⟨

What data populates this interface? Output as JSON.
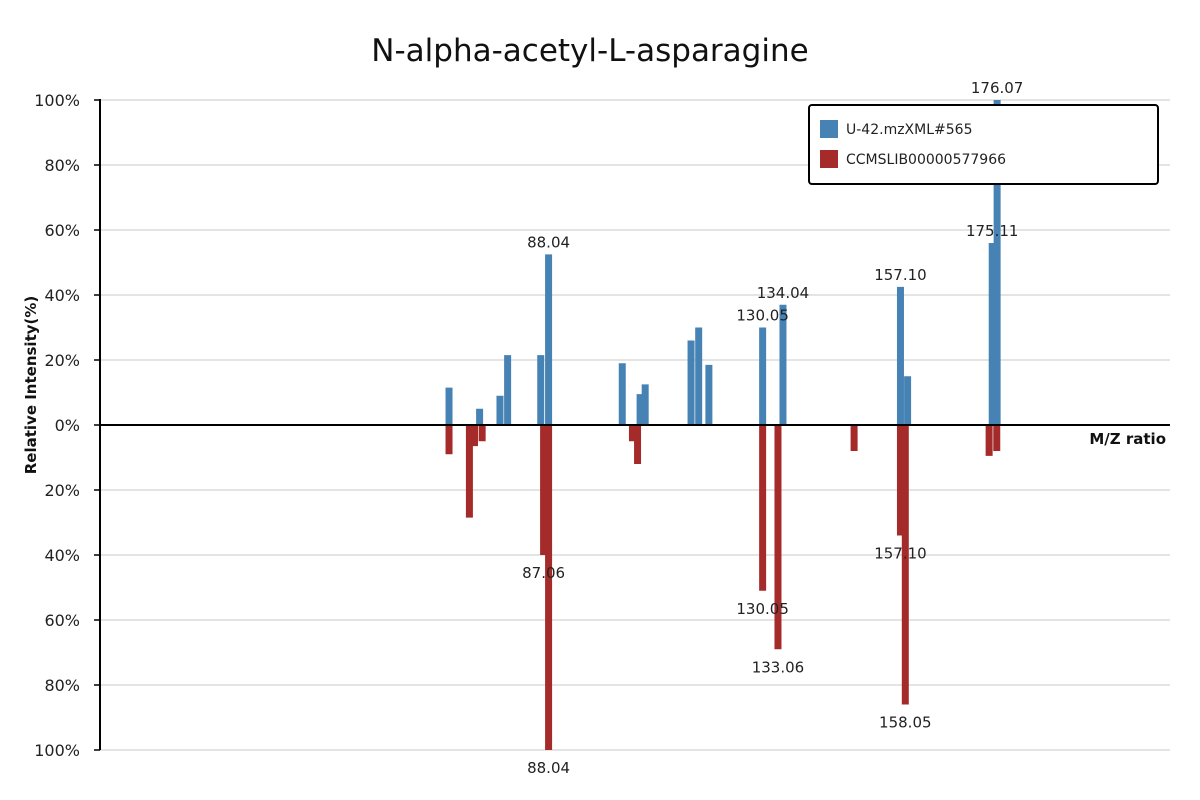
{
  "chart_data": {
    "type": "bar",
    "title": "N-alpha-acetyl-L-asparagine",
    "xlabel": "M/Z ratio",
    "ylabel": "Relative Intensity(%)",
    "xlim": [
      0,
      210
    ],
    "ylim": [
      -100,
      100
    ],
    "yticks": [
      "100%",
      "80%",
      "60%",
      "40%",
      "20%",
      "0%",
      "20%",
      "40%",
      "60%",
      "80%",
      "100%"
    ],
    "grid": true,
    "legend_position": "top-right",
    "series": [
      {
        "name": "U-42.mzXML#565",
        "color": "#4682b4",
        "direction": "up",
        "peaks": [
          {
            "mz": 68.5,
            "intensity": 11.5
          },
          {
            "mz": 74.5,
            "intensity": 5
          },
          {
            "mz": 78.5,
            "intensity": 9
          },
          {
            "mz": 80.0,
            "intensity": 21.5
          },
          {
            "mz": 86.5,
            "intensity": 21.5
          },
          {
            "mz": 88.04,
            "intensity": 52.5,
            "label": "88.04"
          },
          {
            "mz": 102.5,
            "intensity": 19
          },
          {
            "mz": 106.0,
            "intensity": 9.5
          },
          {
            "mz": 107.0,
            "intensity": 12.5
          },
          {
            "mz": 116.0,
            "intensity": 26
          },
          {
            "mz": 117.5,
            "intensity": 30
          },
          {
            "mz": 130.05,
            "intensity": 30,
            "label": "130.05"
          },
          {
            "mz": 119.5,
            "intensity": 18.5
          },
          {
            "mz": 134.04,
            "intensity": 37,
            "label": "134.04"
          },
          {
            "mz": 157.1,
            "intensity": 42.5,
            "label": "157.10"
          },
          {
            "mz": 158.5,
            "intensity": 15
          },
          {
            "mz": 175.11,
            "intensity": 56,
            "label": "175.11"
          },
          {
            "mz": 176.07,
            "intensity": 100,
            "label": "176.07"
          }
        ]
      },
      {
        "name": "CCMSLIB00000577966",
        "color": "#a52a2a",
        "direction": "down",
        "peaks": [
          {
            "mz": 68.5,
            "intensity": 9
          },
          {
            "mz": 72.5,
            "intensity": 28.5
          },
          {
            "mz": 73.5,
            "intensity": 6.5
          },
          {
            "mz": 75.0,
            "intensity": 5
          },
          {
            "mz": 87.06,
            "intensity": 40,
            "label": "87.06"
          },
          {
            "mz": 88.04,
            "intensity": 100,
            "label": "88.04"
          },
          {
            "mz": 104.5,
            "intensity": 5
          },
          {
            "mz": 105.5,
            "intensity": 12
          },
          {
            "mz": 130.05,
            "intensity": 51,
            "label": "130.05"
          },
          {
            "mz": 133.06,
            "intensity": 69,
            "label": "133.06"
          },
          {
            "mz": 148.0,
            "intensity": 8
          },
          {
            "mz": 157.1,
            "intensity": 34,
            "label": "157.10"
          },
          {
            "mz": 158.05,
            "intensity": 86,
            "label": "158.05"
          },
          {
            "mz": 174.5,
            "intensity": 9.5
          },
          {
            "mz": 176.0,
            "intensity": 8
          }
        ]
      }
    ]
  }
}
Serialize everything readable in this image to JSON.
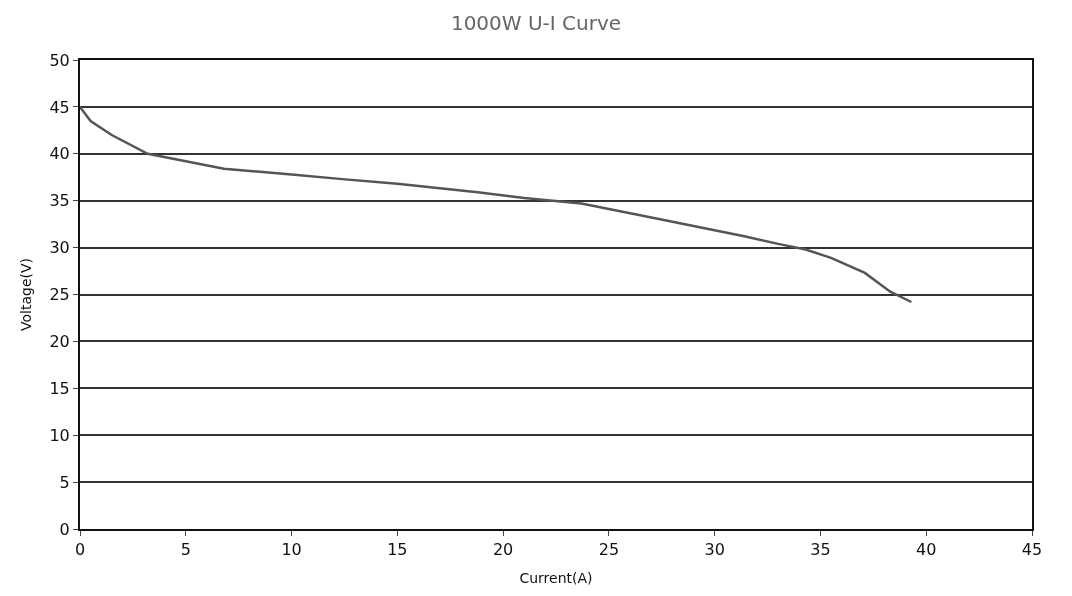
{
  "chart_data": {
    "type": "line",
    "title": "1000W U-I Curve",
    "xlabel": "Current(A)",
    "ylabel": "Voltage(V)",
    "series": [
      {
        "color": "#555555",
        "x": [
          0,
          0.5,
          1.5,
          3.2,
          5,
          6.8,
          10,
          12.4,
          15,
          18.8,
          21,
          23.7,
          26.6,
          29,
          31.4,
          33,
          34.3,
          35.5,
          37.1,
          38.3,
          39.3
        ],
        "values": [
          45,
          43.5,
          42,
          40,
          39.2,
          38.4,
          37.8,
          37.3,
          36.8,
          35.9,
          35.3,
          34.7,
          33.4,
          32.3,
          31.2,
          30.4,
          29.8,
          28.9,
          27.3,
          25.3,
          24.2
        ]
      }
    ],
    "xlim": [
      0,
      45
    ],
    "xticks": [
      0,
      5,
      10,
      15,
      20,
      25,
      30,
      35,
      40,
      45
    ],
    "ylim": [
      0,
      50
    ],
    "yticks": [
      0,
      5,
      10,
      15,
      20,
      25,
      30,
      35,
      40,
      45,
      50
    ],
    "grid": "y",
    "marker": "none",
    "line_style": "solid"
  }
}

⟩

• _Task brief_
Within the entries above, work out how many lines contain the word "this". The number alone is the answer.

• _Output of the exercise_
2